## Task list
a - In the mailing-list post on refactoring the policy viewer, why does Guillaume Déflache want to add a getPolicyViewer method to PolicyManagerResource? Answer in one to three sentences.
b - In the mailing-list post on refactoring the policy viewer, which class is proposed as the home for the new getPolicyViewer method?

## Document section
[Yanel-dev] policy viewer refactoring (inside "policymanager"
resource-type)
Guillaume Déflache
guillaume.deflache at wyona.com
Tue Mar 23 15:35:08 CET 2010
Michael Wechner schrieb:
> Guillaume Déflache wrote:
>> Michael Wechner schrieb:
>>> Guillaume Déflache wrote:
>>>> Hi!
>>>>
>>>> For a project I need to implement some specific behaviour for the
>>>> policy viewer.
>>>> So as to also reuse existing Yanel code for other unchanged things
>>>> I'd need to be able to reuse parts of the existing Yanel
>>>> implementation.
>>>>
>>>>
>>>> ATM alas the policy viewer is implemented by calling the sole static
>>>> method PolicyViewer#getXHTMLView(PolicyManager pm, GroupManager gm,
>>>> String path, String contentItemId, [other view options' parameters])
>>>> which does not allow any kind of overriding.
>>>>
>>>>
>>>> I'd like to introduce the following method in
>>>> org.wyona.yanel.impl.resources.policymanager.PolicyManagerResource:
>>>>
>>>> protected PolicyViewer getPolicyViewer(PolicyManager pm,
>>>> GroupManager gm, [other view options' parameters]);
>>>>
>>>> with the visible API of PolicyViewer being:
>>>>
>>>> InputStream getXHTMLInputStream(String path, String
>>>> contentItemId) throws Exception
>>>>
>>>> Then I would be able to just change the used resource-type in
>>>> $MY_SPECIFIC_REALM_DIR/src/webapp/global-resource-configs/policy-manager_yanel-rc.xml
>>>> to one using my own PolicyViewer-based Java class!
>>>>
>>>> WDYT?
>>>
>>> What exactly would you like to do?
>>
>> The 1st thing I would like to do is to able to use the existing
>> PolicyManagerResource as it is now, except I'd like to replace the
>> PolicyViewer by another project-specific class, possibly reusing some
>> parts of Yanel's original PolicyViewer implementation at a later stage.
>>
>>
>>> The reason I am asking is because I think "overriding/inheritance" is
>>> not always a good thing and maybe it's better to introduce
>>> appropriate interfaces.
>>
>> I do suggest introducing an API when I write "the visible API of
>> PolicyViewer", even if in this 1st step it would not be a Java
>> interface per se.

## Given records
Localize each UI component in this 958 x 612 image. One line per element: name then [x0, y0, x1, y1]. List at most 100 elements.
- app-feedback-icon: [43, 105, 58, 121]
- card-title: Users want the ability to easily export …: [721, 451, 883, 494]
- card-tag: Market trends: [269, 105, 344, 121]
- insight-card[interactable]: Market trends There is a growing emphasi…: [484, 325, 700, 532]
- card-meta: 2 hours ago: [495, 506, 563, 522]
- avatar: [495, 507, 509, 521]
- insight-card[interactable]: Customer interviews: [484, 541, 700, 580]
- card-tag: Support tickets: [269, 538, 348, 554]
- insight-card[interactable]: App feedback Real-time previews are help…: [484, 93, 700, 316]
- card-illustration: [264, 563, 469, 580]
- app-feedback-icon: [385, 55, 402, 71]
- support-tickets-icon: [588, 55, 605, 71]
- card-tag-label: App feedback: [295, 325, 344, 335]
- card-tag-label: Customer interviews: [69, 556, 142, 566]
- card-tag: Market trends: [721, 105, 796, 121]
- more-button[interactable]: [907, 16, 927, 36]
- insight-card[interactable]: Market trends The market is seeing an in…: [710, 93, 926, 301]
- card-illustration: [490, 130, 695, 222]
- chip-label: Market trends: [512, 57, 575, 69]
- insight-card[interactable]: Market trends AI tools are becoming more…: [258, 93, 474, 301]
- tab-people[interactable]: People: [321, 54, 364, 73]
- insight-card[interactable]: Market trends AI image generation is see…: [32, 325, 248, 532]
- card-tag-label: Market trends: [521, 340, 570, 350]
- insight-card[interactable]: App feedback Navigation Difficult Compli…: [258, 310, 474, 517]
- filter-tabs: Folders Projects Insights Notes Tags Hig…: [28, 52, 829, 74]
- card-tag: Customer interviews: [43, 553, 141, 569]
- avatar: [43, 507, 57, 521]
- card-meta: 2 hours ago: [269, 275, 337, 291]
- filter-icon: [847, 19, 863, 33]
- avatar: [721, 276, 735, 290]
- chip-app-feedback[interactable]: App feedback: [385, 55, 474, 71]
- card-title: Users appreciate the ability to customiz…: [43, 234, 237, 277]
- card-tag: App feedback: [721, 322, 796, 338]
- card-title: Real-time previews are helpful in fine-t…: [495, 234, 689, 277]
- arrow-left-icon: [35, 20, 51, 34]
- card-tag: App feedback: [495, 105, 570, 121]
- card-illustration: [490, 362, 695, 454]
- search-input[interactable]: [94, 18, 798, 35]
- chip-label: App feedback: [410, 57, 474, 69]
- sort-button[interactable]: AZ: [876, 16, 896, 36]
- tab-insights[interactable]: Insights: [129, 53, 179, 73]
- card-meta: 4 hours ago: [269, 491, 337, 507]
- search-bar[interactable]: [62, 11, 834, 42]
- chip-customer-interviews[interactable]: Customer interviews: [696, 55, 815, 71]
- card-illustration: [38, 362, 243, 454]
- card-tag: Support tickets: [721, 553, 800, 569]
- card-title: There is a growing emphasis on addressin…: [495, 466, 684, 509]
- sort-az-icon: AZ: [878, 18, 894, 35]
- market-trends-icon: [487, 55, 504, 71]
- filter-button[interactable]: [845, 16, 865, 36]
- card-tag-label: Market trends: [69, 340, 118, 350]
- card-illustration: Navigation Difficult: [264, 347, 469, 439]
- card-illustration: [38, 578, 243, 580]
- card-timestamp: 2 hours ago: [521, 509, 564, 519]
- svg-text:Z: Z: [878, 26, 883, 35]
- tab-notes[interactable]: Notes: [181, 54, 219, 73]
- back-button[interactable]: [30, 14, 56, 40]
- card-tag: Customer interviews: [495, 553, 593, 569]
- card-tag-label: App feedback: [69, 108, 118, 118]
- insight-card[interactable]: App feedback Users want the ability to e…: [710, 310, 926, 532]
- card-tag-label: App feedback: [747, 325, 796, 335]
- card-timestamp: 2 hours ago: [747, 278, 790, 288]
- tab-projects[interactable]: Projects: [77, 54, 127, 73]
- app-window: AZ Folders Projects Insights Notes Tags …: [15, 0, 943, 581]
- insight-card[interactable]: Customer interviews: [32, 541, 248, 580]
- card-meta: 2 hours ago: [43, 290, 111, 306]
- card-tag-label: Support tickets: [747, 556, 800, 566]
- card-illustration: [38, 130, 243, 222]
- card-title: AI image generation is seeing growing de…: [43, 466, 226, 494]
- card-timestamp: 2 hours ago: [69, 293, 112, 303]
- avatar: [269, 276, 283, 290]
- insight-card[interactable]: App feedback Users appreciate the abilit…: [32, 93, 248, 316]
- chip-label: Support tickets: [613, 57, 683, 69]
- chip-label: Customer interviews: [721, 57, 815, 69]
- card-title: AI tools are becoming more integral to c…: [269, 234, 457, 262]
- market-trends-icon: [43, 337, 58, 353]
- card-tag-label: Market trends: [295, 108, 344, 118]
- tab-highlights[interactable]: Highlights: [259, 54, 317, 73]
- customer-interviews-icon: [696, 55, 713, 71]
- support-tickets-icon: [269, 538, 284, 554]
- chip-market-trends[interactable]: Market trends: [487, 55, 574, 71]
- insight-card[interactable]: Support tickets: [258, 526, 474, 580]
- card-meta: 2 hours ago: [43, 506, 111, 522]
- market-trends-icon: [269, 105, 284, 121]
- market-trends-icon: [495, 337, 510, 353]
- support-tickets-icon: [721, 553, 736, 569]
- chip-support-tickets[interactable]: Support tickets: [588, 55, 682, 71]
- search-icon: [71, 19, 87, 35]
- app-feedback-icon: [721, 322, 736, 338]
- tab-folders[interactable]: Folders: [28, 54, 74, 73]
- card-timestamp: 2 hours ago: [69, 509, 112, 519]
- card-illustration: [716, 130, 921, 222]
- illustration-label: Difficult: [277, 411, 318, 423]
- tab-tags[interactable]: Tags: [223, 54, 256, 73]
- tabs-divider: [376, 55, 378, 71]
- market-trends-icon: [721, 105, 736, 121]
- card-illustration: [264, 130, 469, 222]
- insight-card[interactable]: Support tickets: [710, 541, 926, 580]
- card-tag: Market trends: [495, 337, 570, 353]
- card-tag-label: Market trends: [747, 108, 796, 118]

## Solutions to each task
a - The policy viewer is currently implemented only through the static method PolicyViewer#getXHTMLView, which does not allow any kind of overriding. With the new method, he could change the resource-type in his realm's policy-manager_yanel-rc.xml to one that uses his own PolicyViewer-based Java class. That would let him replace the viewer with project-specific behavior while reusing the existing Yanel code for everything else.

b - org.wyona.yanel.impl.resources.policymanager.PolicyManagerResource